AIM OF THE EXERCISE
Set down each line of the data below exactly as it stands, dropping the pictures.
::: STORED DATA :::
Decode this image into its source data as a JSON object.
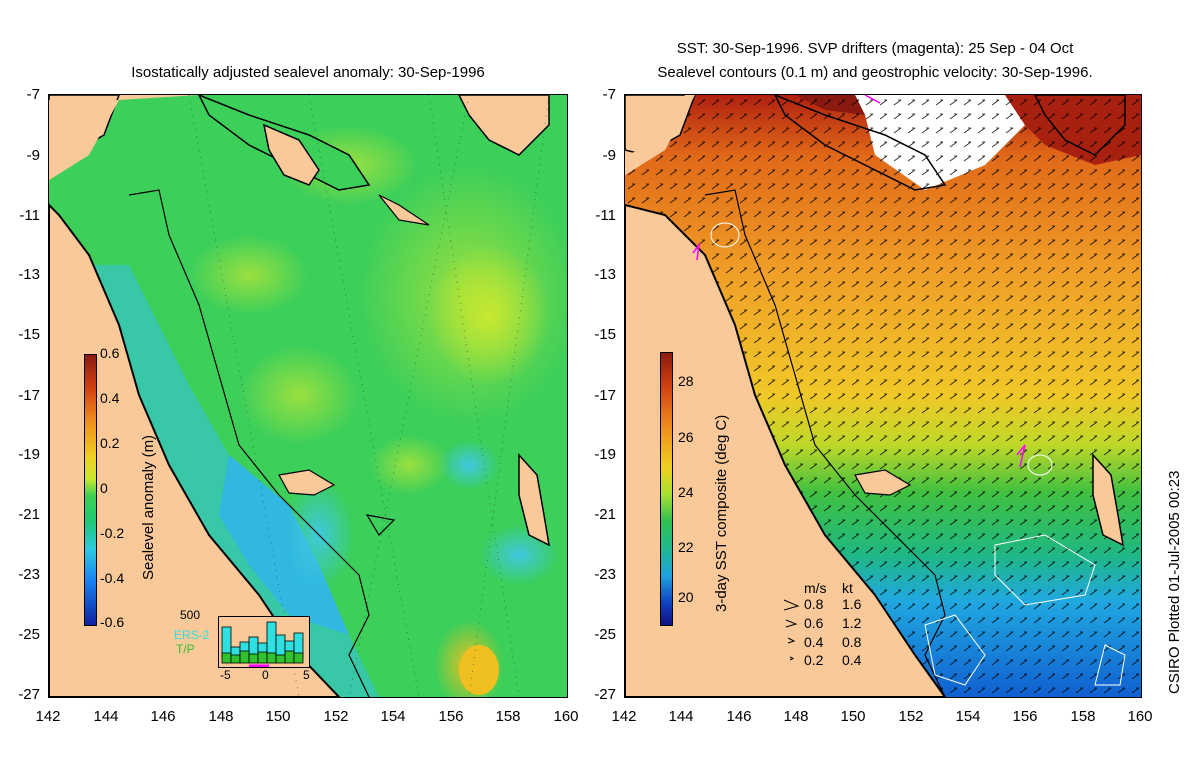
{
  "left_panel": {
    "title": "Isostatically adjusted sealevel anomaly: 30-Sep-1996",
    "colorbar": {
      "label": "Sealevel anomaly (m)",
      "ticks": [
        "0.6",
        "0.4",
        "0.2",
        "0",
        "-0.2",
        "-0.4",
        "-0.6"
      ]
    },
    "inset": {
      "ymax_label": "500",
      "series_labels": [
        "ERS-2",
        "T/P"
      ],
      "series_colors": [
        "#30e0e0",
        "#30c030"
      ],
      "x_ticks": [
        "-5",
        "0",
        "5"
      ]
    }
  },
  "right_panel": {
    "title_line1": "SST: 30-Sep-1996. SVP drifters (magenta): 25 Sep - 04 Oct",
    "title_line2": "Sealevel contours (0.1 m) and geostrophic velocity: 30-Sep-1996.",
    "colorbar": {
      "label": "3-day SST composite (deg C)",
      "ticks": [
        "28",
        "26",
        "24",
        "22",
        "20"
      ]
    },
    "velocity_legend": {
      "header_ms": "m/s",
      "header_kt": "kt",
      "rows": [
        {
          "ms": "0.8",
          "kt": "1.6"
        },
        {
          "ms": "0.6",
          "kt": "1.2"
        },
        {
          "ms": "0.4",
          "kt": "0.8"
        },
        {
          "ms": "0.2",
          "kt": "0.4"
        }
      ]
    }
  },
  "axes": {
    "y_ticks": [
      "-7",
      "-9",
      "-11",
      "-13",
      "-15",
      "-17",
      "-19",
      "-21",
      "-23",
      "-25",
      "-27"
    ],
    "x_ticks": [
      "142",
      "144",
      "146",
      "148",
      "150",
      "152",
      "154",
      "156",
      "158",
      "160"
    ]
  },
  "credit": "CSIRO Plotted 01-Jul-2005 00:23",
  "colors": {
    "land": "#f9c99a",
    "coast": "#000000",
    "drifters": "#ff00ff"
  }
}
:::
CORRECT ANSWER
Decode this image into its source data as a JSON object.
{
  "left_panel": {
    "title": "Isostatically adjusted sealevel anomaly: 30-Sep-1996",
    "colorbar": {
      "label": "Sealevel anomaly (m)",
      "ticks": [
        "0.6",
        "0.4",
        "0.2",
        "0",
        "-0.2",
        "-0.4",
        "-0.6"
      ]
    },
    "inset": {
      "ymax_label": "500",
      "series_labels": [
        "ERS-2",
        "T/P"
      ],
      "series_colors": [
        "#30e0e0",
        "#30c030"
      ],
      "x_ticks": [
        "-5",
        "0",
        "5"
      ]
    }
  },
  "right_panel": {
    "title_line1": "SST: 30-Sep-1996. SVP drifters (magenta): 25 Sep - 04 Oct",
    "title_line2": "Sealevel contours (0.1 m) and geostrophic velocity: 30-Sep-1996.",
    "colorbar": {
      "label": "3-day SST composite (deg C)",
      "ticks": [
        "28",
        "26",
        "24",
        "22",
        "20"
      ]
    },
    "velocity_legend": {
      "header_ms": "m/s",
      "header_kt": "kt",
      "rows": [
        {
          "ms": "0.8",
          "kt": "1.6"
        },
        {
          "ms": "0.6",
          "kt": "1.2"
        },
        {
          "ms": "0.4",
          "kt": "0.8"
        },
        {
          "ms": "0.2",
          "kt": "0.4"
        }
      ]
    }
  },
  "axes": {
    "y_ticks": [
      "-7",
      "-9",
      "-11",
      "-13",
      "-15",
      "-17",
      "-19",
      "-21",
      "-23",
      "-25",
      "-27"
    ],
    "x_ticks": [
      "142",
      "144",
      "146",
      "148",
      "150",
      "152",
      "154",
      "156",
      "158",
      "160"
    ]
  },
  "credit": "CSIRO Plotted 01-Jul-2005 00:23",
  "colors": {
    "land": "#f9c99a",
    "coast": "#000000",
    "drifters": "#ff00ff"
  }
}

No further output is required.